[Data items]
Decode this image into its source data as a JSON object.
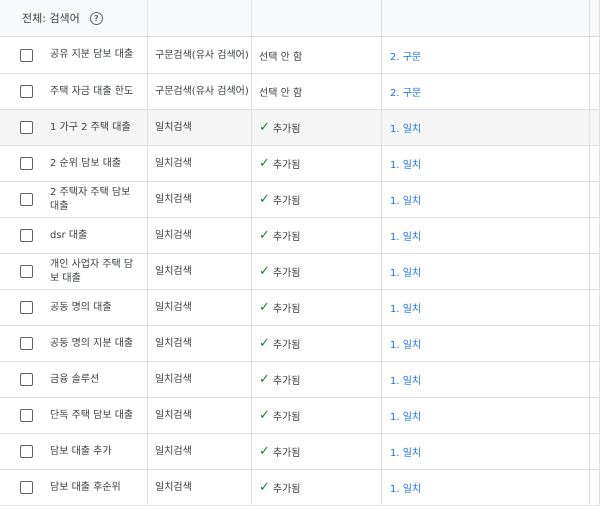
{
  "header": {
    "col_keyword": "전체: 검색어",
    "help_icon": "help-circle-icon"
  },
  "rows": [
    {
      "keyword": "공유 지분 담보 대출",
      "match": "구문검색(유사 검색어)",
      "status": "선택 안 함",
      "added": false,
      "level": "2. 구문"
    },
    {
      "keyword": "주택 자금 대출 한도",
      "match": "구문검색(유사 검색어)",
      "status": "선택 안 함",
      "added": false,
      "level": "2. 구문"
    },
    {
      "keyword": "1 가구 2 주택 대출",
      "match": "일치검색",
      "status": "추가됨",
      "added": true,
      "level": "1. 일치"
    },
    {
      "keyword": "2 순위 담보 대출",
      "match": "일치검색",
      "status": "추가됨",
      "added": true,
      "level": "1. 일치"
    },
    {
      "keyword": "2 주택자 주택 담보 대출",
      "match": "일치검색",
      "status": "추가됨",
      "added": true,
      "level": "1. 일치"
    },
    {
      "keyword": "dsr 대출",
      "match": "일치검색",
      "status": "추가됨",
      "added": true,
      "level": "1. 일치"
    },
    {
      "keyword": "개인 사업자 주택 담보 대출",
      "match": "일치검색",
      "status": "추가됨",
      "added": true,
      "level": "1. 일치"
    },
    {
      "keyword": "공동 명의 대출",
      "match": "일치검색",
      "status": "추가됨",
      "added": true,
      "level": "1. 일치"
    },
    {
      "keyword": "공동 명의 지분 대출",
      "match": "일치검색",
      "status": "추가됨",
      "added": true,
      "level": "1. 일치"
    },
    {
      "keyword": "금융 솔루션",
      "match": "일치검색",
      "status": "추가됨",
      "added": true,
      "level": "1. 일치"
    },
    {
      "keyword": "단독 주택 담보 대출",
      "match": "일치검색",
      "status": "추가됨",
      "added": true,
      "level": "1. 일치"
    },
    {
      "keyword": "담보 대출 추가",
      "match": "일치검색",
      "status": "추가됨",
      "added": true,
      "level": "1. 일치"
    },
    {
      "keyword": "담보 대출 후순위",
      "match": "일치검색",
      "status": "추가됨",
      "added": true,
      "level": "1. 일치"
    }
  ],
  "check_glyph": "✓"
}
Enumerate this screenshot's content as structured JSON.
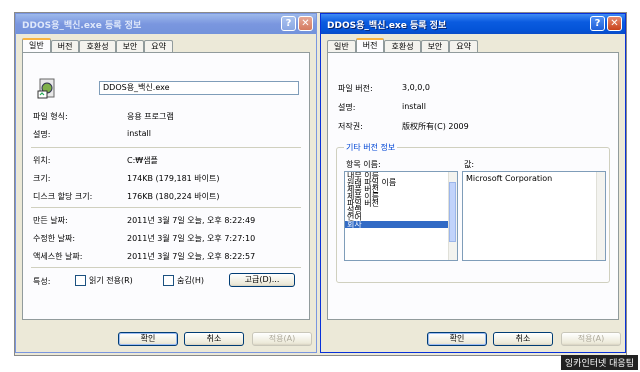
{
  "left": {
    "title": "DDOS용_백신.exe 등록 정보",
    "tabs": [
      "일반",
      "버전",
      "호환성",
      "보안",
      "요약"
    ],
    "filename": "DDOS용_백신.exe",
    "rows": [
      {
        "label": "파일 형식:",
        "value": "응용 프로그램"
      },
      {
        "label": "설명:",
        "value": "install"
      },
      {
        "label": "위치:",
        "value": "C:₩샘플"
      },
      {
        "label": "크기:",
        "value": "174KB (179,181 바이트)"
      },
      {
        "label": "디스크 할당 크기:",
        "value": "176KB (180,224 바이트)"
      },
      {
        "label": "만든 날짜:",
        "value": "2011년 3월 7일 오늘, 오후 8:22:49"
      },
      {
        "label": "수정한 날짜:",
        "value": "2011년 3월 7일 오늘, 오후 7:27:10"
      },
      {
        "label": "액세스한 날짜:",
        "value": "2011년 3월 7일 오늘, 오후 8:22:57"
      }
    ],
    "attr_label": "특성:",
    "readonly_label": "읽기 전용(R)",
    "hidden_label": "숨김(H)",
    "advanced_button": "고급(D)...",
    "ok": "확인",
    "cancel": "취소",
    "apply": "적용(A)"
  },
  "right": {
    "title": "DDOS용_백신.exe 등록 정보",
    "tabs": [
      "일반",
      "버전",
      "호환성",
      "보안",
      "요약"
    ],
    "file_version_label": "파일 버전:",
    "file_version": "3,0,0,0",
    "desc_label": "설명:",
    "desc": "install",
    "copyright_label": "저작권:",
    "copyright": "版权所有(C) 2009",
    "group_label": "기타 버전 정보",
    "item_label": "항목 이름:",
    "value_label": "값:",
    "items": [
      "내부 이름",
      "원래 파일 이름",
      "제품 버전",
      "제품 이름",
      "파일 버전",
      "설명",
      "언어",
      "회사"
    ],
    "value_text": "Microsoft Corporation",
    "ok": "확인",
    "cancel": "취소",
    "apply": "적용(A)"
  },
  "watermark": "잉카인터넷 대응팀",
  "colors": {
    "title_active": "#0a5be0",
    "selection": "#316ac5",
    "face": "#ece9d8"
  }
}
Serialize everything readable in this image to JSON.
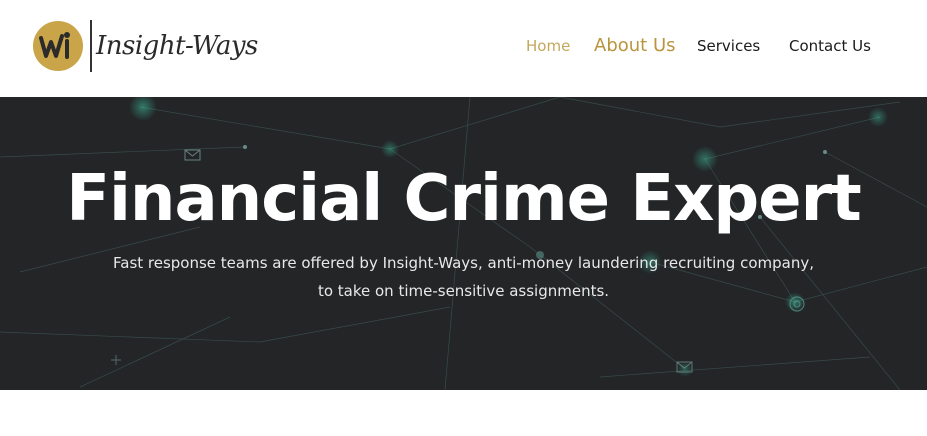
{
  "brand": {
    "logo_letters": "iW",
    "name": "Insight-Ways"
  },
  "nav": {
    "items": [
      {
        "label": "Home"
      },
      {
        "label": "About Us"
      },
      {
        "label": "Services"
      },
      {
        "label": "Contact Us"
      }
    ]
  },
  "hero": {
    "title": "Financial Crime Expert",
    "subtitle_line1": "Fast response teams are offered by Insight-Ways, anti-money laundering recruiting company,",
    "subtitle_line2": "to take on time-sensitive assignments."
  },
  "colors": {
    "gold": "#c9a449",
    "nav_active": "#b8953e",
    "hero_bg": "#232527"
  },
  "icons": [
    "logo-mark-icon",
    "envelope-icon",
    "plus-icon",
    "target-icon"
  ]
}
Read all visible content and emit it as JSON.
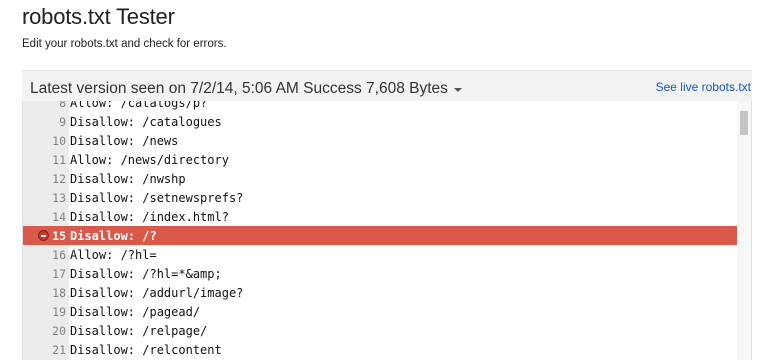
{
  "page": {
    "title": "robots.txt Tester",
    "subtitle": "Edit your robots.txt and check for errors."
  },
  "version_bar": {
    "label": "Latest version seen on 7/2/14, 5:06 AM Success 7,608 Bytes",
    "live_link": "See live robots.txt"
  },
  "editor": {
    "lines": [
      {
        "num": "8",
        "text": "Allow: /catalogs/p?"
      },
      {
        "num": "9",
        "text": "Disallow: /catalogues"
      },
      {
        "num": "10",
        "text": "Disallow: /news"
      },
      {
        "num": "11",
        "text": "Allow: /news/directory"
      },
      {
        "num": "12",
        "text": "Disallow: /nwshp"
      },
      {
        "num": "13",
        "text": "Disallow: /setnewsprefs?"
      },
      {
        "num": "14",
        "text": "Disallow: /index.html?"
      },
      {
        "num": "15",
        "text": "Disallow: /?",
        "error": true
      },
      {
        "num": "16",
        "text": "Allow: /?hl="
      },
      {
        "num": "17",
        "text": "Disallow: /?hl=*&amp;"
      },
      {
        "num": "18",
        "text": "Disallow: /addurl/image?"
      },
      {
        "num": "19",
        "text": "Disallow: /pagead/"
      },
      {
        "num": "20",
        "text": "Disallow: /relpage/"
      },
      {
        "num": "21",
        "text": "Disallow: /relcontent"
      }
    ],
    "error_color": "#d9594b",
    "error_icon": "minus-circle-icon"
  },
  "colors": {
    "link": "#1a55c8",
    "gutter": "#ececec",
    "header_bar": "#f3f3f3"
  }
}
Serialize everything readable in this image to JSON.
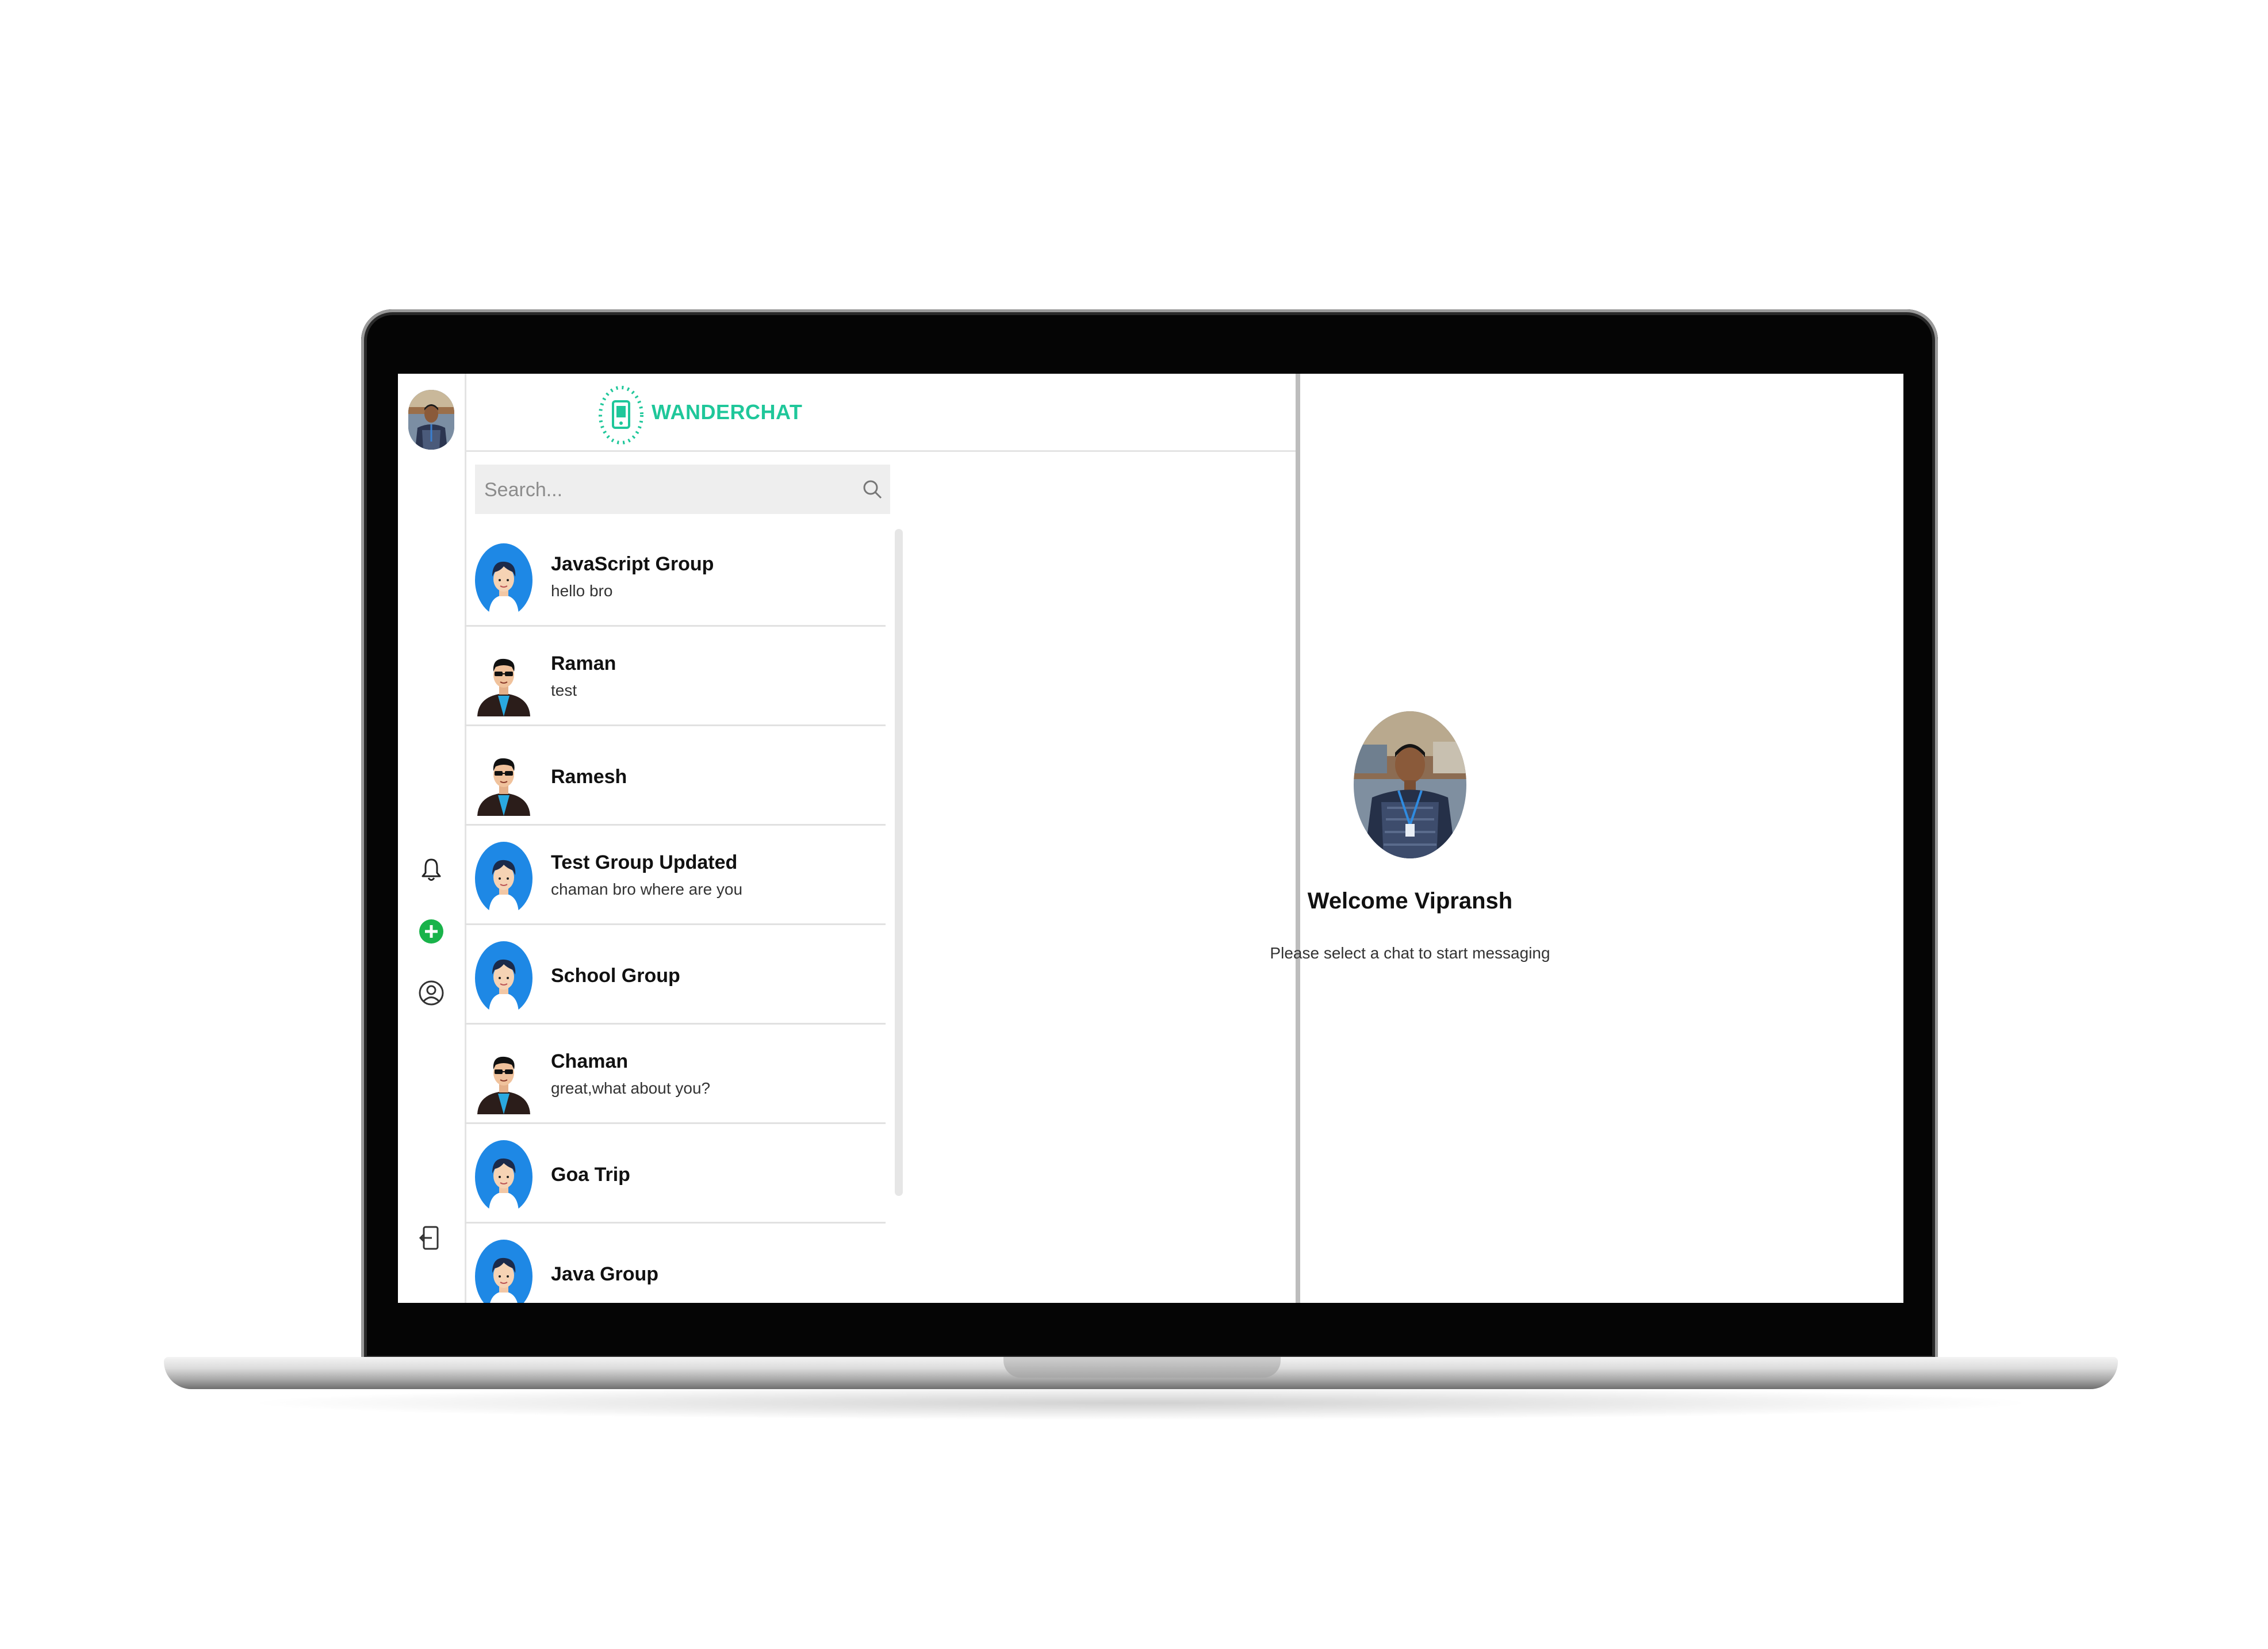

> GIVEN REQUEST
Do not include images; quote all of the entries above exactly.

> EXERCISE RESPONSE
Decode this image into its source data as a JSON object.
{
  "header": {
    "col_keyword": "전체: 검색어",
    "help_icon": "help-circle-icon"
  },
  "rows": [
    {
      "keyword": "공유 지분 담보 대출",
      "match": "구문검색(유사 검색어)",
      "status": "선택 안 함",
      "added": false,
      "level": "2. 구문"
    },
    {
      "keyword": "주택 자금 대출 한도",
      "match": "구문검색(유사 검색어)",
      "status": "선택 안 함",
      "added": false,
      "level": "2. 구문"
    },
    {
      "keyword": "1 가구 2 주택 대출",
      "match": "일치검색",
      "status": "추가됨",
      "added": true,
      "level": "1. 일치"
    },
    {
      "keyword": "2 순위 담보 대출",
      "match": "일치검색",
      "status": "추가됨",
      "added": true,
      "level": "1. 일치"
    },
    {
      "keyword": "2 주택자 주택 담보 대출",
      "match": "일치검색",
      "status": "추가됨",
      "added": true,
      "level": "1. 일치"
    },
    {
      "keyword": "dsr 대출",
      "match": "일치검색",
      "status": "추가됨",
      "added": true,
      "level": "1. 일치"
    },
    {
      "keyword": "개인 사업자 주택 담보 대출",
      "match": "일치검색",
      "status": "추가됨",
      "added": true,
      "level": "1. 일치"
    },
    {
      "keyword": "공동 명의 대출",
      "match": "일치검색",
      "status": "추가됨",
      "added": true,
      "level": "1. 일치"
    },
    {
      "keyword": "공동 명의 지분 대출",
      "match": "일치검색",
      "status": "추가됨",
      "added": true,
      "level": "1. 일치"
    },
    {
      "keyword": "금융 솔루션",
      "match": "일치검색",
      "status": "추가됨",
      "added": true,
      "level": "1. 일치"
    },
    {
      "keyword": "단독 주택 담보 대출",
      "match": "일치검색",
      "status": "추가됨",
      "added": true,
      "level": "1. 일치"
    },
    {
      "keyword": "담보 대출 추가",
      "match": "일치검색",
      "status": "추가됨",
      "added": true,
      "level": "1. 일치"
    },
    {
      "keyword": "담보 대출 후순위",
      "match": "일치검색",
      "status": "추가됨",
      "added": true,
      "level": "1. 일치"
    }
  ],
  "check_glyph": "✓"
}
Enumerate this screenshot's content as structured JSON.
{
  "left": {
    "title": "DDOS용_백신.exe 등록 정보",
    "tabs": [
      "일반",
      "버전",
      "호환성",
      "보안",
      "요약"
    ],
    "filename": "DDOS용_백신.exe",
    "rows": [
      {
        "label": "파일 형식:",
        "value": "응용 프로그램"
      },
      {
        "label": "설명:",
        "value": "install"
      },
      {
        "label": "위치:",
        "value": "C:₩샘플"
      },
      {
        "label": "크기:",
        "value": "174KB (179,181 바이트)"
      },
      {
        "label": "디스크 할당 크기:",
        "value": "176KB (180,224 바이트)"
      },
      {
        "label": "만든 날짜:",
        "value": "2011년 3월 7일 오늘, 오후 8:22:49"
      },
      {
        "label": "수정한 날짜:",
        "value": "2011년 3월 7일 오늘, 오후 7:27:10"
      },
      {
        "label": "액세스한 날짜:",
        "value": "2011년 3월 7일 오늘, 오후 8:22:57"
      }
    ],
    "attr_label": "특성:",
    "readonly_label": "읽기 전용(R)",
    "hidden_label": "숨김(H)",
    "advanced_button": "고급(D)...",
    "ok": "확인",
    "cancel": "취소",
    "apply": "적용(A)"
  },
  "right": {
    "title": "DDOS용_백신.exe 등록 정보",
    "tabs": [
      "일반",
      "버전",
      "호환성",
      "보안",
      "요약"
    ],
    "file_version_label": "파일 버전:",
    "file_version": "3,0,0,0",
    "desc_label": "설명:",
    "desc": "install",
    "copyright_label": "저작권:",
    "copyright": "版权所有(C) 2009",
    "group_label": "기타 버전 정보",
    "item_label": "항목 이름:",
    "value_label": "값:",
    "items": [
      "내부 이름",
      "원래 파일 이름",
      "제품 버전",
      "제품 이름",
      "파일 버전",
      "설명",
      "언어",
      "회사"
    ],
    "value_text": "Microsoft Corporation",
    "ok": "확인",
    "cancel": "취소",
    "apply": "적용(A)"
  },
  "watermark": "잉카인터넷 대응팀",
  "colors": {
    "title_active": "#0a5be0",
    "selection": "#316ac5",
    "face": "#ece9d8"
  }
}
Serialize everything readable in this image to JSON.
{
  "brand": {
    "logo_letters": "iW",
    "name": "Insight-Ways"
  },
  "nav": {
    "items": [
      {
        "label": "Home"
      },
      {
        "label": "About Us"
      },
      {
        "label": "Services"
      },
      {
        "label": "Contact Us"
      }
    ]
  },
  "hero": {
    "title": "Financial Crime Expert",
    "subtitle_line1": "Fast response teams are offered by Insight-Ways, anti-money laundering recruiting company,",
    "subtitle_line2": "to take on time-sensitive assignments."
  },
  "colors": {
    "gold": "#c9a449",
    "nav_active": "#b8953e",
    "hero_bg": "#232527"
  },
  "icons": [
    "logo-mark-icon",
    "envelope-icon",
    "plus-icon",
    "target-icon"
  ]
}
Read all visible content and emit it as JSON.
{
  "page": {
    "title": "robots.txt Tester",
    "subtitle": "Edit your robots.txt and check for errors."
  },
  "version_bar": {
    "label": "Latest version seen on 7/2/14, 5:06 AM Success 7,608 Bytes",
    "live_link": "See live robots.txt"
  },
  "editor": {
    "lines": [
      {
        "num": "8",
        "text": "Allow: /catalogs/p?"
      },
      {
        "num": "9",
        "text": "Disallow: /catalogues"
      },
      {
        "num": "10",
        "text": "Disallow: /news"
      },
      {
        "num": "11",
        "text": "Allow: /news/directory"
      },
      {
        "num": "12",
        "text": "Disallow: /nwshp"
      },
      {
        "num": "13",
        "text": "Disallow: /setnewsprefs?"
      },
      {
        "num": "14",
        "text": "Disallow: /index.html?"
      },
      {
        "num": "15",
        "text": "Disallow: /?",
        "error": true
      },
      {
        "num": "16",
        "text": "Allow: /?hl="
      },
      {
        "num": "17",
        "text": "Disallow: /?hl=*&amp;"
      },
      {
        "num": "18",
        "text": "Disallow: /addurl/image?"
      },
      {
        "num": "19",
        "text": "Disallow: /pagead/"
      },
      {
        "num": "20",
        "text": "Disallow: /relpage/"
      },
      {
        "num": "21",
        "text": "Disallow: /relcontent"
      }
    ],
    "error_color": "#d9594b",
    "error_icon": "minus-circle-icon"
  },
  "colors": {
    "link": "#1a55c8",
    "gutter": "#ececec",
    "header_bar": "#f3f3f3"
  }
}
Serialize everything readable in this image to JSON.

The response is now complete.